━━━ Rows

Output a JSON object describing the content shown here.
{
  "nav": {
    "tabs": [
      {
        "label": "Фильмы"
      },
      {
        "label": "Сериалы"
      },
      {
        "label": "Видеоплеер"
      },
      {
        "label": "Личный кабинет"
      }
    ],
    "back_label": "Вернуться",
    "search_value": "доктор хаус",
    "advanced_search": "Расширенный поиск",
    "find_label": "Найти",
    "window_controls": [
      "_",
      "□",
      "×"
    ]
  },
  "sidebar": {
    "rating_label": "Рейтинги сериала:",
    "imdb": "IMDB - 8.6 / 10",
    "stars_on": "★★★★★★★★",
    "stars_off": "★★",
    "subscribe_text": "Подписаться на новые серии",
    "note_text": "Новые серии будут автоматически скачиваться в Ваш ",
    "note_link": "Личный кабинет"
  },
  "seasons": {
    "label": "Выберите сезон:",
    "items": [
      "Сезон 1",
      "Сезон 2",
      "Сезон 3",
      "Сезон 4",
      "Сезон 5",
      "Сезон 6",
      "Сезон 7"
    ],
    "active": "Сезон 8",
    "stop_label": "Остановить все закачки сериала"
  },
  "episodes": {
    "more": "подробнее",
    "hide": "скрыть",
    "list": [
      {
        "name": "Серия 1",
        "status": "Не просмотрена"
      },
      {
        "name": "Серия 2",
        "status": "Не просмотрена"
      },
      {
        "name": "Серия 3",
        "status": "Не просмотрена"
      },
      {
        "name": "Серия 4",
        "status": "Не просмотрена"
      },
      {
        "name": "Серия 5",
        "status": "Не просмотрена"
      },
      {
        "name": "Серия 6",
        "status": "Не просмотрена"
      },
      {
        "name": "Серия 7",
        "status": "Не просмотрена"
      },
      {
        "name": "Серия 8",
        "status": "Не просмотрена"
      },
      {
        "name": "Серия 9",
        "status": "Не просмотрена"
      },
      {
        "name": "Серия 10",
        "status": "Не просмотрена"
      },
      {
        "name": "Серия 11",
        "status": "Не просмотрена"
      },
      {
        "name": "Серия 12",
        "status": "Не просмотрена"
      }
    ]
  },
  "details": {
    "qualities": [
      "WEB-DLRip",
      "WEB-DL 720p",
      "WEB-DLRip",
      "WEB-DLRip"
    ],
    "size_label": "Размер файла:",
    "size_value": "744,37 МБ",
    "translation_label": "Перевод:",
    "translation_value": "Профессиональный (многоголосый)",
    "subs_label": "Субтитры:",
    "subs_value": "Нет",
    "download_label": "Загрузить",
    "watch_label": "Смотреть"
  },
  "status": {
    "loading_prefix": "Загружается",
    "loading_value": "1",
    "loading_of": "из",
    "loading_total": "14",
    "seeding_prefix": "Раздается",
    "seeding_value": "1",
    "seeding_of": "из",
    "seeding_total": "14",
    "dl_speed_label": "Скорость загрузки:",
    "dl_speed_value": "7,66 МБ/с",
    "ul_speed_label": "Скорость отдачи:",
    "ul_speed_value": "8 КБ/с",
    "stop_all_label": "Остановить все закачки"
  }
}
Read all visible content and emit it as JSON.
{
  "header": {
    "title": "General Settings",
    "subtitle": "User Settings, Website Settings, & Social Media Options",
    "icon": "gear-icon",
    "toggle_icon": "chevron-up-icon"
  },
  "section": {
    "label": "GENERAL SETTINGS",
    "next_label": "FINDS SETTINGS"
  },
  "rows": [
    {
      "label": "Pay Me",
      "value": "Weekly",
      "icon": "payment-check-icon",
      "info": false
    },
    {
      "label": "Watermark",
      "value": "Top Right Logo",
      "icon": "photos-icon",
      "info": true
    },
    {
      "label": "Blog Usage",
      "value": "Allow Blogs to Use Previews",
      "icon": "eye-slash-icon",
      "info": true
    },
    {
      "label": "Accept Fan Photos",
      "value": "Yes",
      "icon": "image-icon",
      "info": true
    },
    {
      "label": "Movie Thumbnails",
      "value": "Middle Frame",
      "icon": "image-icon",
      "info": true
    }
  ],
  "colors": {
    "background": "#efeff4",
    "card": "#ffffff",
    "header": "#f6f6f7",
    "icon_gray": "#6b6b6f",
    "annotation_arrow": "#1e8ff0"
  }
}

━━━━━━

- **Direction**: Search the entries for the word "Остановить", then gather every line that has it.

- **Result for this task**:
    "stop_label": "Остановить все закачки сериала"
    "stop_all_label": "Остановить все закачки"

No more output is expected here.